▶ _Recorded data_
- - -

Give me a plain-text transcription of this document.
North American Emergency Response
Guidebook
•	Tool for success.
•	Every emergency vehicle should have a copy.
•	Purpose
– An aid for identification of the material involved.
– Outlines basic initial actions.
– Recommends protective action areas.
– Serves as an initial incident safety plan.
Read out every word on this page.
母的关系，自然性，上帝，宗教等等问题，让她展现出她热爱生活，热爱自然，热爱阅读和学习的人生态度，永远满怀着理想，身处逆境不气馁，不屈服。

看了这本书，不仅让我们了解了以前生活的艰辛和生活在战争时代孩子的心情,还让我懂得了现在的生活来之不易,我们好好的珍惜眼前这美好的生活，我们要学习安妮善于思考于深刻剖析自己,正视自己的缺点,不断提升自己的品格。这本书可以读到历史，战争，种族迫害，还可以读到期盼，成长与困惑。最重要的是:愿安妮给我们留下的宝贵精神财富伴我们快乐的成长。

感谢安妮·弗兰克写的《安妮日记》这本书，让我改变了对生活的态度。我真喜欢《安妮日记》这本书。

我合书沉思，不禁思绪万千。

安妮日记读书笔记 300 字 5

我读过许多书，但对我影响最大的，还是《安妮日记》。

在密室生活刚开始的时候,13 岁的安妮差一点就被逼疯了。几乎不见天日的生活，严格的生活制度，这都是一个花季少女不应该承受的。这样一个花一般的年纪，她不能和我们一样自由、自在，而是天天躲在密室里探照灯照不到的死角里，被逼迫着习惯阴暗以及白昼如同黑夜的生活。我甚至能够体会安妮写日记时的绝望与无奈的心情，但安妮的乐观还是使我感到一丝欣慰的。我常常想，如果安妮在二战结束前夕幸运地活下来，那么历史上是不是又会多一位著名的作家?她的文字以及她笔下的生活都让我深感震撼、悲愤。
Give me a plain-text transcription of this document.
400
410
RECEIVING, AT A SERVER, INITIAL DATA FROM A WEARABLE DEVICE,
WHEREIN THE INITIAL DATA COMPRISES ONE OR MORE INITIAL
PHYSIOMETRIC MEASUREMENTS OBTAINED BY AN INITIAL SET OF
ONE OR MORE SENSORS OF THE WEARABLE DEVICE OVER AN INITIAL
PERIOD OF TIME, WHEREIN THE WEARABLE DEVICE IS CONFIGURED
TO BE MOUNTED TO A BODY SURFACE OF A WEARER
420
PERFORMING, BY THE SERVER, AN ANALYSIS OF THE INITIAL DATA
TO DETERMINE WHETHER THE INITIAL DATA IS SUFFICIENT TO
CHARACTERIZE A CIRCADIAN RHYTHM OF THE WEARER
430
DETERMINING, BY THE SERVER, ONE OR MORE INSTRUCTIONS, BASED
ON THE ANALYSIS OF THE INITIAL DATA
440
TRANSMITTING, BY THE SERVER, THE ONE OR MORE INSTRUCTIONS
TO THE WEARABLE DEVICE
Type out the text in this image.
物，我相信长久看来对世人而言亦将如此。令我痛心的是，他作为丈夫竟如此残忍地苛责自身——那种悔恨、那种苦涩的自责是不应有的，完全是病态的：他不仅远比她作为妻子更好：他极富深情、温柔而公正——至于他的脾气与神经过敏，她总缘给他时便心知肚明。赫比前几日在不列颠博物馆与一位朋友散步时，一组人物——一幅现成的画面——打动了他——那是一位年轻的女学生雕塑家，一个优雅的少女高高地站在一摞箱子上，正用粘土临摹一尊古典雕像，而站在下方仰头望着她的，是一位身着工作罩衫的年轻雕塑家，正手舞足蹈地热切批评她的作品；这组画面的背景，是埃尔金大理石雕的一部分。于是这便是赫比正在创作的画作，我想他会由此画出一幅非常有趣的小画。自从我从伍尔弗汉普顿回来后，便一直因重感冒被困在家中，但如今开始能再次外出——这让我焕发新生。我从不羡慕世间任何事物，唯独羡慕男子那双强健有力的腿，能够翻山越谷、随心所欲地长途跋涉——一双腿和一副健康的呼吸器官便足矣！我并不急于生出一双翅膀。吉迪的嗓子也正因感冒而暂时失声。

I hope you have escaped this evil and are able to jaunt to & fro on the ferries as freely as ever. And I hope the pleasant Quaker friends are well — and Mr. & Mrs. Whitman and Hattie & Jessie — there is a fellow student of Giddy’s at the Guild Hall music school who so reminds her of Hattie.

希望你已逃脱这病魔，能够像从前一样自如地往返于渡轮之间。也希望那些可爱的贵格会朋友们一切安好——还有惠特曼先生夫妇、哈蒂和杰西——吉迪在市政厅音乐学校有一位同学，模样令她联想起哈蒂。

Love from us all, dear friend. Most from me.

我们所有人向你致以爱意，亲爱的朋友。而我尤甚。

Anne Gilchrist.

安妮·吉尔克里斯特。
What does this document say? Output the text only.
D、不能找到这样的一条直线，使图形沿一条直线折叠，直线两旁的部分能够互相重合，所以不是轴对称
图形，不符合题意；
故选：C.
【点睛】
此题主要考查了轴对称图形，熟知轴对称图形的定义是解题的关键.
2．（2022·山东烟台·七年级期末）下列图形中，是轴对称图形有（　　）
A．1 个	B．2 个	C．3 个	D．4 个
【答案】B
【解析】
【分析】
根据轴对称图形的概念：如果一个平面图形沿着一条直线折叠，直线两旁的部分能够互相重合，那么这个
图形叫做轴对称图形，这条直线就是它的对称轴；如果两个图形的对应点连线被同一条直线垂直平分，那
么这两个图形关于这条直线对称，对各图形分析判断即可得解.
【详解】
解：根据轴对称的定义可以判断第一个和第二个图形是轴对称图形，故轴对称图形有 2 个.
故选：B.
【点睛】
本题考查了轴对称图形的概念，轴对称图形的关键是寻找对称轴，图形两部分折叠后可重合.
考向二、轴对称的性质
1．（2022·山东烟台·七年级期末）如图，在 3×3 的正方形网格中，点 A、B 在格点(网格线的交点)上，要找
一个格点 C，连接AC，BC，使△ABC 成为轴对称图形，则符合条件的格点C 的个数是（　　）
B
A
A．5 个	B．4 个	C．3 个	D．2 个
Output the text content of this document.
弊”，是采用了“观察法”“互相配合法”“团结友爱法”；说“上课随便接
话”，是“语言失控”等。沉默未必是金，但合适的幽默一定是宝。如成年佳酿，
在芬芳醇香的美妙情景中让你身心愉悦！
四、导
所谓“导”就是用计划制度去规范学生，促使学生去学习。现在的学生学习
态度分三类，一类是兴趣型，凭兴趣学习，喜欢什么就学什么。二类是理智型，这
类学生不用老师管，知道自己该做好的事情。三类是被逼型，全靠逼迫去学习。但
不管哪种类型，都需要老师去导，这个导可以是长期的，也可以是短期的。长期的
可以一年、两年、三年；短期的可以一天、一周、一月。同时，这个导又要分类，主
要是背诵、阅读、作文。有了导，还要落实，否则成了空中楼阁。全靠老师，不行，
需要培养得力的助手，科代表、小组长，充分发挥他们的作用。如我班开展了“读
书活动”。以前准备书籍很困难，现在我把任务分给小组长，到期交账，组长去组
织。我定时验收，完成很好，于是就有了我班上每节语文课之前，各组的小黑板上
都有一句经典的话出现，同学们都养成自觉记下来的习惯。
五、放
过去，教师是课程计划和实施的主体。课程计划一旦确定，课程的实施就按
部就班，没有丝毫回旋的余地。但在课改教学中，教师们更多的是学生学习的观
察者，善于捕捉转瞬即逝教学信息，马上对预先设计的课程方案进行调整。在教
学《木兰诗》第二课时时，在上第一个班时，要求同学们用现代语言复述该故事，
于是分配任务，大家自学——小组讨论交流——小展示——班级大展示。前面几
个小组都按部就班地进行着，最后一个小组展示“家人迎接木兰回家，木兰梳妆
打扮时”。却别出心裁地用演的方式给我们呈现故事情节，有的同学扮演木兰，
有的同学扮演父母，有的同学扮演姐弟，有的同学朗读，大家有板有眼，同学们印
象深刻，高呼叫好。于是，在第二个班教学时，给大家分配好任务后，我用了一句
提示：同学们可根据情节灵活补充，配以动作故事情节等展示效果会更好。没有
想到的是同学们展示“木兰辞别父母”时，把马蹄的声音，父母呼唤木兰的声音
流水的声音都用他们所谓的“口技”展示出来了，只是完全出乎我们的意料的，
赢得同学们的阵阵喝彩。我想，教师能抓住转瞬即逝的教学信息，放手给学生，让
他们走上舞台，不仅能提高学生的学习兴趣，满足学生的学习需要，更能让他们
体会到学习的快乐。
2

- - -

▶ _Problem statement_
Determine the number of lines in the entries above where the string "WEARER" appears. Answer with the number alone.

▶ _Written response_
2